:: GIVEN DATA
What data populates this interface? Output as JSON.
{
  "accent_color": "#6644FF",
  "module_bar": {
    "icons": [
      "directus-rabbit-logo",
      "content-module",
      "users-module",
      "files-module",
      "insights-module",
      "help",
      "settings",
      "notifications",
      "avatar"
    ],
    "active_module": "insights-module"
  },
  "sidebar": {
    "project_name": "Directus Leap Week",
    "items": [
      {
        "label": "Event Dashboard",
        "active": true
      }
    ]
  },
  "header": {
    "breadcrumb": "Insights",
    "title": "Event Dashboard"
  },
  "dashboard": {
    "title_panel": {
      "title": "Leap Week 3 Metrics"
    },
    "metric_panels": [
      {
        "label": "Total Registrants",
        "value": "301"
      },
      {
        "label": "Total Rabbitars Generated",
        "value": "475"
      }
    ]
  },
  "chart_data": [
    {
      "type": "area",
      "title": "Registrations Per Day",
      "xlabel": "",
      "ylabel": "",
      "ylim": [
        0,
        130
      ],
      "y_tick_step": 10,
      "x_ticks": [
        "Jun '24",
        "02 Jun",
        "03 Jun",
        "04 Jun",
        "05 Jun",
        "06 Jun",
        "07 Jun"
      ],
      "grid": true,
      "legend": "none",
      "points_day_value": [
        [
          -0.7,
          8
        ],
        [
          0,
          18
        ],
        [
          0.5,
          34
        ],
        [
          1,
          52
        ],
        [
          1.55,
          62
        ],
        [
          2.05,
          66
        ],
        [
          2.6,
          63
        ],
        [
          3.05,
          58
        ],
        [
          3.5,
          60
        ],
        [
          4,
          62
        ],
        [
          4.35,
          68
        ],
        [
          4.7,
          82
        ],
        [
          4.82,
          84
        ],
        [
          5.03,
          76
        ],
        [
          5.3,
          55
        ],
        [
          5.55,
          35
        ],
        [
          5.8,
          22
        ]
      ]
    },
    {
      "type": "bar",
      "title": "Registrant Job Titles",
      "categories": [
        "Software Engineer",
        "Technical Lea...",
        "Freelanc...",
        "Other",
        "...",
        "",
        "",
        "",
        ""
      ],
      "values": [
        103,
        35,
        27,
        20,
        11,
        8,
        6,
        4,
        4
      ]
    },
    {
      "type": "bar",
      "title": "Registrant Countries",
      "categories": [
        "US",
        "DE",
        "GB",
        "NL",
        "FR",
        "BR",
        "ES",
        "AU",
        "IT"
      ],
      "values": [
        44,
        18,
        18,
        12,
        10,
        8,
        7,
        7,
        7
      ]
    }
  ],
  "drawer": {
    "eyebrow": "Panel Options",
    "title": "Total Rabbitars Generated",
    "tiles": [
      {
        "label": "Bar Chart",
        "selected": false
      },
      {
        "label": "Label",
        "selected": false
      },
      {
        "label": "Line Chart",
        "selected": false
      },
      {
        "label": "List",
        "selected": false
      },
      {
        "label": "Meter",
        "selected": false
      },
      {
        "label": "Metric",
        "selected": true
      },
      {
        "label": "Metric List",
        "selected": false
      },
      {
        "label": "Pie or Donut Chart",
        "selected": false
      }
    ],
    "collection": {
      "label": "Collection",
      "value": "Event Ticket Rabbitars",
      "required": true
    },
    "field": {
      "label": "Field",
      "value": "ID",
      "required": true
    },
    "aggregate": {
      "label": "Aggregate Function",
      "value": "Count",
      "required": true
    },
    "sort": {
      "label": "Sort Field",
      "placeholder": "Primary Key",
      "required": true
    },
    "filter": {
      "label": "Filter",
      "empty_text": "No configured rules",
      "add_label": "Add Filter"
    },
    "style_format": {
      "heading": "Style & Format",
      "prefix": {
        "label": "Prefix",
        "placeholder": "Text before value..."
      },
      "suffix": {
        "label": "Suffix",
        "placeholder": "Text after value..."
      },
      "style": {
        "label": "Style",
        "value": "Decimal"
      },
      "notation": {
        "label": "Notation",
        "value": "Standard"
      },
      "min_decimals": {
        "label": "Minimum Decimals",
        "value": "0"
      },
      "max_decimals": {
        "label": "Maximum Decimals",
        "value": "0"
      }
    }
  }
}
::::
- [WHAT TO PRODUCE]
Every entry must be quoted exactly as it appears above.

- [EXERCISE RESULT]
What data populates this interface? Output as JSON.
{
  "accent_color": "#6644FF",
  "module_bar": {
    "icons": [
      "directus-rabbit-logo",
      "content-module",
      "users-module",
      "files-module",
      "insights-module",
      "help",
      "settings",
      "notifications",
      "avatar"
    ],
    "active_module": "insights-module"
  },
  "sidebar": {
    "project_name": "Directus Leap Week",
    "items": [
      {
        "label": "Event Dashboard",
        "active": true
      }
    ]
  },
  "header": {
    "breadcrumb": "Insights",
    "title": "Event Dashboard"
  },
  "dashboard": {
    "title_panel": {
      "title": "Leap Week 3 Metrics"
    },
    "metric_panels": [
      {
        "label": "Total Registrants",
        "value": "301"
      },
      {
        "label": "Total Rabbitars Generated",
        "value": "475"
      }
    ]
  },
  "chart_data": [
    {
      "type": "area",
      "title": "Registrations Per Day",
      "xlabel": "",
      "ylabel": "",
      "ylim": [
        0,
        130
      ],
      "y_tick_step": 10,
      "x_ticks": [
        "Jun '24",
        "02 Jun",
        "03 Jun",
        "04 Jun",
        "05 Jun",
        "06 Jun",
        "07 Jun"
      ],
      "grid": true,
      "legend": "none",
      "points_day_value": [
        [
          -0.7,
          8
        ],
        [
          0,
          18
        ],
        [
          0.5,
          34
        ],
        [
          1,
          52
        ],
        [
          1.55,
          62
        ],
        [
          2.05,
          66
        ],
        [
          2.6,
          63
        ],
        [
          3.05,
          58
        ],
        [
          3.5,
          60
        ],
        [
          4,
          62
        ],
        [
          4.35,
          68
        ],
        [
          4.7,
          82
        ],
        [
          4.82,
          84
        ],
        [
          5.03,
          76
        ],
        [
          5.3,
          55
        ],
        [
          5.55,
          35
        ],
        [
          5.8,
          22
        ]
      ]
    },
    {
      "type": "bar",
      "title": "Registrant Job Titles",
      "categories": [
        "Software Engineer",
        "Technical Lea...",
        "Freelanc...",
        "Other",
        "...",
        "",
        "",
        "",
        ""
      ],
      "values": [
        103,
        35,
        27,
        20,
        11,
        8,
        6,
        4,
        4
      ]
    },
    {
      "type": "bar",
      "title": "Registrant Countries",
      "categories": [
        "US",
        "DE",
        "GB",
        "NL",
        "FR",
        "BR",
        "ES",
        "AU",
        "IT"
      ],
      "values": [
        44,
        18,
        18,
        12,
        10,
        8,
        7,
        7,
        7
      ]
    }
  ],
  "drawer": {
    "eyebrow": "Panel Options",
    "title": "Total Rabbitars Generated",
    "tiles": [
      {
        "label": "Bar Chart",
        "selected": false
      },
      {
        "label": "Label",
        "selected": false
      },
      {
        "label": "Line Chart",
        "selected": false
      },
      {
        "label": "List",
        "selected": false
      },
      {
        "label": "Meter",
        "selected": false
      },
      {
        "label": "Metric",
        "selected": true
      },
      {
        "label": "Metric List",
        "selected": false
      },
      {
        "label": "Pie or Donut Chart",
        "selected": false
      }
    ],
    "collection": {
      "label": "Collection",
      "value": "Event Ticket Rabbitars",
      "required": true
    },
    "field": {
      "label": "Field",
      "value": "ID",
      "required": true
    },
    "aggregate": {
      "label": "Aggregate Function",
      "value": "Count",
      "required": true
    },
    "sort": {
      "label": "Sort Field",
      "placeholder": "Primary Key",
      "required": true
    },
    "filter": {
      "label": "Filter",
      "empty_text": "No configured rules",
      "add_label": "Add Filter"
    },
    "style_format": {
      "heading": "Style & Format",
      "prefix": {
        "label": "Prefix",
        "placeholder": "Text before value..."
      },
      "suffix": {
        "label": "Suffix",
        "placeholder": "Text after value..."
      },
      "style": {
        "label": "Style",
        "value": "Decimal"
      },
      "notation": {
        "label": "Notation",
        "value": "Standard"
      },
      "min_decimals": {
        "label": "Minimum Decimals",
        "value": "0"
      },
      "max_decimals": {
        "label": "Maximum Decimals",
        "value": "0"
      }
    }
  }
}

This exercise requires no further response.